Task requirements.
Print all entries precisely as they are written.

==================================================

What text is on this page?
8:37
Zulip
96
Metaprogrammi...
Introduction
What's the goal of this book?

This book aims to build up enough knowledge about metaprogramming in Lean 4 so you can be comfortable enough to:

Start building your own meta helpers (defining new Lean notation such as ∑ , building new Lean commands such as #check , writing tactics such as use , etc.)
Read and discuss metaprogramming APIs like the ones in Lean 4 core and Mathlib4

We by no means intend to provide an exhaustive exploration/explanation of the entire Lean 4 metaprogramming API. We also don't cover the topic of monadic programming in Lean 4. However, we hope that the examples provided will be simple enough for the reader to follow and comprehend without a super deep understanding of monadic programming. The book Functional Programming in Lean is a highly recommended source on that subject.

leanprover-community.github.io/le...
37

==================================================

Complete output.
What text is on this page?
8:37
Zulip
96
Metaprogrammi...
Introduction
What's the goal of this book?

This book aims to build up enough knowledge about metaprogramming in Lean 4 so you can be comfortable enough to:

Start building your own meta helpers (defining new Lean notation such as ∑ , building new Lean commands such as #check , writing tactics such as use , etc.)
Read and discuss metaprogramming APIs like the ones in Lean 4 core and Mathlib4

We by no means intend to provide an exhaustive exploration/explanation of the entire Lean 4 metaprogramming API. We also don't cover the topic of monadic programming in Lean 4. However, we hope that the examples provided will be simple enough for the reader to follow and comprehend without a super deep understanding of monadic programming. The book Functional Programming in Lean is a highly recommended source on that subject.

leanprover-community.github.io/le...
37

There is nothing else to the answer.